What the task asks
Copy out, from the entries below, each line holding the string "follicles".

◇ ◇ ◇ ◇

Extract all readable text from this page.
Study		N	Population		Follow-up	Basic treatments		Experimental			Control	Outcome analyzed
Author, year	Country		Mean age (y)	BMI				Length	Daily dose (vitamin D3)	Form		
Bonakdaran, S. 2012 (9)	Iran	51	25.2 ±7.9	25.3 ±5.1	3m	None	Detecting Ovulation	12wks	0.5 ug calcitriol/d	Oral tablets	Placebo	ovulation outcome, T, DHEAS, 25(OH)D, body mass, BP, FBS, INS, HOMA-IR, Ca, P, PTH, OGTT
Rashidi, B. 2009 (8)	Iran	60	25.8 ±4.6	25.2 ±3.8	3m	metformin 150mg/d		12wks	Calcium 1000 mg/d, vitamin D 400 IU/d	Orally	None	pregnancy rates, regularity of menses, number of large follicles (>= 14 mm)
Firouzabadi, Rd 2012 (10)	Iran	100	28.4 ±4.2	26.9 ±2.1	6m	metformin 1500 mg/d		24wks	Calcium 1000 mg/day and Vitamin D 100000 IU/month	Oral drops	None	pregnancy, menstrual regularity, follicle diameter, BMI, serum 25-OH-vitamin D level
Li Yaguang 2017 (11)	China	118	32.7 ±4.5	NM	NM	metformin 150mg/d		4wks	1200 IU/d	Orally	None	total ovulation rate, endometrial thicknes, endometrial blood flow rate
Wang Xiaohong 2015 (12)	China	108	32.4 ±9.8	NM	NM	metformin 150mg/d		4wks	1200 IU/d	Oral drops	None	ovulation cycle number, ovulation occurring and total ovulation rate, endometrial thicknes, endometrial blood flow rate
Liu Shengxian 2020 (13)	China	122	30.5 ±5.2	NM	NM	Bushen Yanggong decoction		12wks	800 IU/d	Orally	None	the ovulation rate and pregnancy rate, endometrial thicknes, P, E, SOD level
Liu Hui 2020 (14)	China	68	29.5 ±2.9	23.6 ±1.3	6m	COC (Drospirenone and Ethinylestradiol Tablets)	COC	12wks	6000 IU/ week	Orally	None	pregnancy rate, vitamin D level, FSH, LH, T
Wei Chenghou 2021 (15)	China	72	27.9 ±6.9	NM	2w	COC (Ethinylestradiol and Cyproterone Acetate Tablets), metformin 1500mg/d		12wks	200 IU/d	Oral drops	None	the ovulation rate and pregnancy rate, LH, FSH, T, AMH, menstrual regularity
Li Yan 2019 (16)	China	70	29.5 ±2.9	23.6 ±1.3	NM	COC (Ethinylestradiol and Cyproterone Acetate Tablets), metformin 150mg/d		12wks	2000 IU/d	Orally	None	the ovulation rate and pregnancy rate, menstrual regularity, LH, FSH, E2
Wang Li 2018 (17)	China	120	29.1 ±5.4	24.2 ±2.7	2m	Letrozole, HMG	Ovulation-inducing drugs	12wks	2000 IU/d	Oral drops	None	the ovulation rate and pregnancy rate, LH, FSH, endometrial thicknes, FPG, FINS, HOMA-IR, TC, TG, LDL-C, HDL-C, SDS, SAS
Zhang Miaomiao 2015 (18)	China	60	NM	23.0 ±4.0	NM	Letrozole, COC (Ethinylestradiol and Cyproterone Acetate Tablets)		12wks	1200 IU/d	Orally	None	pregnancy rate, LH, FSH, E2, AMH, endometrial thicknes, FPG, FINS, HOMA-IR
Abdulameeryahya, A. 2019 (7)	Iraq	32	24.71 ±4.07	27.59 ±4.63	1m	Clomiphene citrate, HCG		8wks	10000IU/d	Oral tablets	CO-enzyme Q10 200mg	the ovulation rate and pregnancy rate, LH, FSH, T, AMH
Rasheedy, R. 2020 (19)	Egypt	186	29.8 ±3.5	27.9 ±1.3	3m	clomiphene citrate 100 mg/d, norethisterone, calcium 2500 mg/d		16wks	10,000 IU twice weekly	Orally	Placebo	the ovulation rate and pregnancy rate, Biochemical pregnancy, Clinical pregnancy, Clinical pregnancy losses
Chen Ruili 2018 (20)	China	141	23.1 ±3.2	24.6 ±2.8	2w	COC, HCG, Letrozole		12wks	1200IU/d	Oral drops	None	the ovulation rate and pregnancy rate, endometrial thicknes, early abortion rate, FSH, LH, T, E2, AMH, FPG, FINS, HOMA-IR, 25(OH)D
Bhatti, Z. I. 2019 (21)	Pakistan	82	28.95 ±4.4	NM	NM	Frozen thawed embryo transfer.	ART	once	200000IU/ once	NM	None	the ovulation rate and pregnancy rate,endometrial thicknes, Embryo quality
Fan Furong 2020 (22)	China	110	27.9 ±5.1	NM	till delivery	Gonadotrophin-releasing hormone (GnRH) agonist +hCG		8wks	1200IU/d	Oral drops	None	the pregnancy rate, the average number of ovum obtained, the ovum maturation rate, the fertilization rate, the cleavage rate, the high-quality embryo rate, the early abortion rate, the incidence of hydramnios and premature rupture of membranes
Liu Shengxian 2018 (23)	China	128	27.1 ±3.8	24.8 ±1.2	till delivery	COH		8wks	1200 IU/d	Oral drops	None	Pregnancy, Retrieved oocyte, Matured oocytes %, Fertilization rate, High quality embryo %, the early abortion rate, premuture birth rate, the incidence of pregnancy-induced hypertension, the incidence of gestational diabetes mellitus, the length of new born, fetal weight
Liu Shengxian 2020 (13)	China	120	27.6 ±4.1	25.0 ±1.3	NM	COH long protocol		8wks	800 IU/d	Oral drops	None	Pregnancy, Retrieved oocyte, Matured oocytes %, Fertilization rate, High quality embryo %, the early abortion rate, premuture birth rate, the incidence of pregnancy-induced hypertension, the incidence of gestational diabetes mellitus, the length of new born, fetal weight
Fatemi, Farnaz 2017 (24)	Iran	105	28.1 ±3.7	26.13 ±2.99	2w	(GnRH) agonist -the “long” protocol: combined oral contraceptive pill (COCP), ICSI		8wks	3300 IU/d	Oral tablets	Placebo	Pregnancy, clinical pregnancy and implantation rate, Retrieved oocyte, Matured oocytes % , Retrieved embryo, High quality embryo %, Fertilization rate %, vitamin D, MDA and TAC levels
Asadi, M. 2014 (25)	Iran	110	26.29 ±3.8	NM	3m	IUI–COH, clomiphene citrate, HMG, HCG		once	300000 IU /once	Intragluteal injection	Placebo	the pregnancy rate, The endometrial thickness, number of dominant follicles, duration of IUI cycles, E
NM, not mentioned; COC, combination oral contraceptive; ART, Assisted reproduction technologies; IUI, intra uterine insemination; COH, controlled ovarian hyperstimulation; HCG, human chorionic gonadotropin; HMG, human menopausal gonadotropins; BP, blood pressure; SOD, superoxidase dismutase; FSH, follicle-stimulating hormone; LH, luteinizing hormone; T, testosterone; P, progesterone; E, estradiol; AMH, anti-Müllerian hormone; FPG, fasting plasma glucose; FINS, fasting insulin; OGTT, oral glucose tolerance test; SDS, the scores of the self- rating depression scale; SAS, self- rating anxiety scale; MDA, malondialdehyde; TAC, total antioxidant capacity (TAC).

◇ ◇ ◇ ◇

Solution for this exercise
Rashidi, B. 2009 (8)	Iran	60	25.8 ±4.6	25.2 ±3.8	3m	metformin 150mg/d		12wks	Calcium 1000 mg/d, vitamin D 400 IU/d	Orally	None	pregnancy rates, regularity of menses, number of large follicles (>= 14 mm)
Asadi, M. 2014 (25)	Iran	110	26.29 ±3.8	NM	3m	IUI–COH, clomiphene citrate, HMG, HCG		once	300000 IU /once	Intragluteal injection	Placebo	the pregnancy rate, The endometrial thickness, number of dominant follicles, duration of IUI cycles, E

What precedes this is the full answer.